*Short exercise*:
In your copy, leave out the pictures; write out all the data exactly.

*Supplied information*:
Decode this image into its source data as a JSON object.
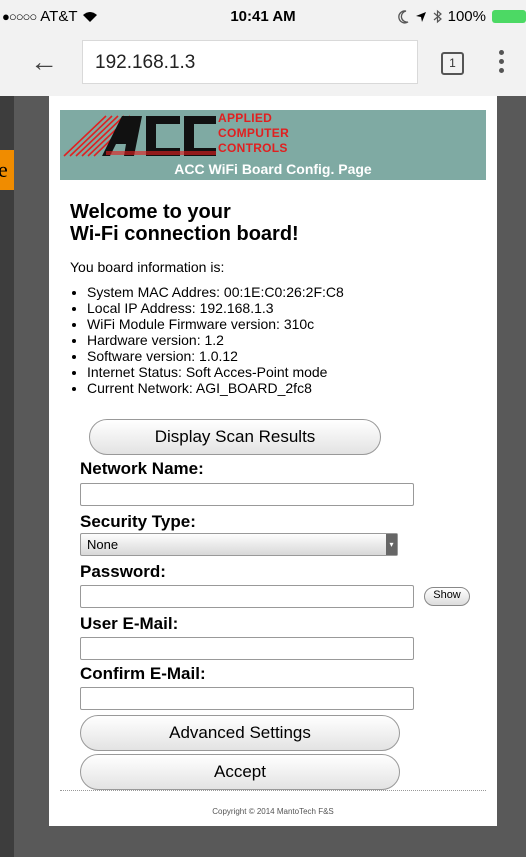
{
  "status_bar": {
    "signal": "●○○○○",
    "carrier": "AT&T",
    "wifi_icon": "wifi-icon",
    "time": "10:41 AM",
    "icons": [
      "moon-icon",
      "location-icon",
      "bluetooth-icon"
    ],
    "battery_text": "100%",
    "battery_color": "#4cd964"
  },
  "browser": {
    "url": "192.168.1.3",
    "tab_count": "1"
  },
  "side_tab_text": "e",
  "header": {
    "logo_letters": "ACC",
    "logo_line1": "APPLIED",
    "logo_line2": "COMPUTER",
    "logo_line3": "CONTROLS",
    "title": "ACC WiFi Board Config. Page",
    "bg_color": "#7faaa3",
    "logo_red": "#e02020"
  },
  "welcome": {
    "line1": "Welcome to your",
    "line2": "Wi-Fi connection board!"
  },
  "info_intro": "You board information is:",
  "info_items": [
    "System MAC Addres: 00:1E:C0:26:2F:C8",
    "Local IP Address: 192.168.1.3",
    "WiFi Module Firmware version: 310c",
    "Hardware version: 1.2",
    "Software version: 1.0.12",
    "Internet Status: Soft Acces-Point mode",
    "Current Network: AGI_BOARD_2fc8"
  ],
  "buttons": {
    "scan": "Display Scan Results",
    "show": "Show",
    "advanced": "Advanced Settings",
    "accept": "Accept"
  },
  "form": {
    "network_label": "Network Name:",
    "network_value": "",
    "security_label": "Security Type:",
    "security_value": "None",
    "password_label": "Password:",
    "password_value": "",
    "email_label": "User E-Mail:",
    "email_value": "",
    "confirm_label": "Confirm E-Mail:",
    "confirm_value": ""
  },
  "footer": {
    "copyright": "Copyright © 2014 MantoTech F&S"
  }
}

*The output*:
Decode this image into its source data as a JSON object.
{
  "status_bar": {
    "signal": "●○○○○",
    "carrier": "AT&T",
    "wifi_icon": "wifi-icon",
    "time": "10:41 AM",
    "icons": [
      "moon-icon",
      "location-icon",
      "bluetooth-icon"
    ],
    "battery_text": "100%",
    "battery_color": "#4cd964"
  },
  "browser": {
    "url": "192.168.1.3",
    "tab_count": "1"
  },
  "side_tab_text": "e",
  "header": {
    "logo_letters": "ACC",
    "logo_line1": "APPLIED",
    "logo_line2": "COMPUTER",
    "logo_line3": "CONTROLS",
    "title": "ACC WiFi Board Config. Page",
    "bg_color": "#7faaa3",
    "logo_red": "#e02020"
  },
  "welcome": {
    "line1": "Welcome to your",
    "line2": "Wi-Fi connection board!"
  },
  "info_intro": "You board information is:",
  "info_items": [
    "System MAC Addres: 00:1E:C0:26:2F:C8",
    "Local IP Address: 192.168.1.3",
    "WiFi Module Firmware version: 310c",
    "Hardware version: 1.2",
    "Software version: 1.0.12",
    "Internet Status: Soft Acces-Point mode",
    "Current Network: AGI_BOARD_2fc8"
  ],
  "buttons": {
    "scan": "Display Scan Results",
    "show": "Show",
    "advanced": "Advanced Settings",
    "accept": "Accept"
  },
  "form": {
    "network_label": "Network Name:",
    "network_value": "",
    "security_label": "Security Type:",
    "security_value": "None",
    "password_label": "Password:",
    "password_value": "",
    "email_label": "User E-Mail:",
    "email_value": "",
    "confirm_label": "Confirm E-Mail:",
    "confirm_value": ""
  },
  "footer": {
    "copyright": "Copyright © 2014 MantoTech F&S"
  }
}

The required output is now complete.